TASK OBJECTIVE:
Exclude the pictures; give every entry again exactly as written.

─── RECORDS FOR PROCESSING

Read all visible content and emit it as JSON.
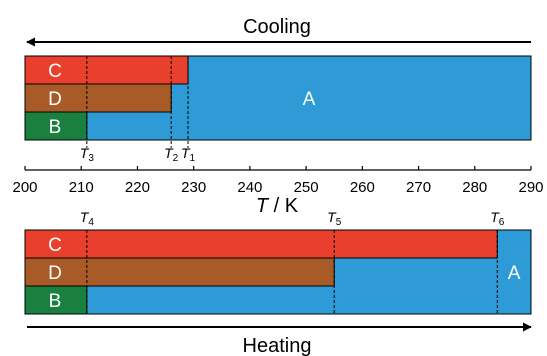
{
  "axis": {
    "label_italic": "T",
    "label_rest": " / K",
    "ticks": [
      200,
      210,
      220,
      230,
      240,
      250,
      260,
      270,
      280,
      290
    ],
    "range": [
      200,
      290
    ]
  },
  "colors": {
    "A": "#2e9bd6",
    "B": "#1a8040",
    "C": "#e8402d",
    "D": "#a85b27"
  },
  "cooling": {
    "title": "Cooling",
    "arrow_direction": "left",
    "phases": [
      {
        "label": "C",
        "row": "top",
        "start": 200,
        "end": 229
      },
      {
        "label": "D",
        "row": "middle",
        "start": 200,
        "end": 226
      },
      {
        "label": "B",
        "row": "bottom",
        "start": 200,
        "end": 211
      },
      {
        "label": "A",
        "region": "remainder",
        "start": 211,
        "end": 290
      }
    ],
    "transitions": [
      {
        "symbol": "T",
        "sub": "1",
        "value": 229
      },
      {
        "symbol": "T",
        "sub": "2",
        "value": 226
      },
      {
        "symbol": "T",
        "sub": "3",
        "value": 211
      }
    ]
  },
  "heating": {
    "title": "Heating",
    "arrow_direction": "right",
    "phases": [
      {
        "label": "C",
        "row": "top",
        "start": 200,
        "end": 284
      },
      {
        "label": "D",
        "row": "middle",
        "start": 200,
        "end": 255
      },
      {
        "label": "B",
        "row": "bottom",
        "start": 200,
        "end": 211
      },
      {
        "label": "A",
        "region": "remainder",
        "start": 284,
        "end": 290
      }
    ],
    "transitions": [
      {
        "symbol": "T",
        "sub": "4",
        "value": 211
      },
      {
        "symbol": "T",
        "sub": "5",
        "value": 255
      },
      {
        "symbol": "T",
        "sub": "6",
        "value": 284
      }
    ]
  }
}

──────

RESULT:
Read all visible content and emit it as JSON.
{
  "axis": {
    "label_italic": "T",
    "label_rest": " / K",
    "ticks": [
      200,
      210,
      220,
      230,
      240,
      250,
      260,
      270,
      280,
      290
    ],
    "range": [
      200,
      290
    ]
  },
  "colors": {
    "A": "#2e9bd6",
    "B": "#1a8040",
    "C": "#e8402d",
    "D": "#a85b27"
  },
  "cooling": {
    "title": "Cooling",
    "arrow_direction": "left",
    "phases": [
      {
        "label": "C",
        "row": "top",
        "start": 200,
        "end": 229
      },
      {
        "label": "D",
        "row": "middle",
        "start": 200,
        "end": 226
      },
      {
        "label": "B",
        "row": "bottom",
        "start": 200,
        "end": 211
      },
      {
        "label": "A",
        "region": "remainder",
        "start": 211,
        "end": 290
      }
    ],
    "transitions": [
      {
        "symbol": "T",
        "sub": "1",
        "value": 229
      },
      {
        "symbol": "T",
        "sub": "2",
        "value": 226
      },
      {
        "symbol": "T",
        "sub": "3",
        "value": 211
      }
    ]
  },
  "heating": {
    "title": "Heating",
    "arrow_direction": "right",
    "phases": [
      {
        "label": "C",
        "row": "top",
        "start": 200,
        "end": 284
      },
      {
        "label": "D",
        "row": "middle",
        "start": 200,
        "end": 255
      },
      {
        "label": "B",
        "row": "bottom",
        "start": 200,
        "end": 211
      },
      {
        "label": "A",
        "region": "remainder",
        "start": 284,
        "end": 290
      }
    ],
    "transitions": [
      {
        "symbol": "T",
        "sub": "4",
        "value": 211
      },
      {
        "symbol": "T",
        "sub": "5",
        "value": 255
      },
      {
        "symbol": "T",
        "sub": "6",
        "value": 284
      }
    ]
  }
}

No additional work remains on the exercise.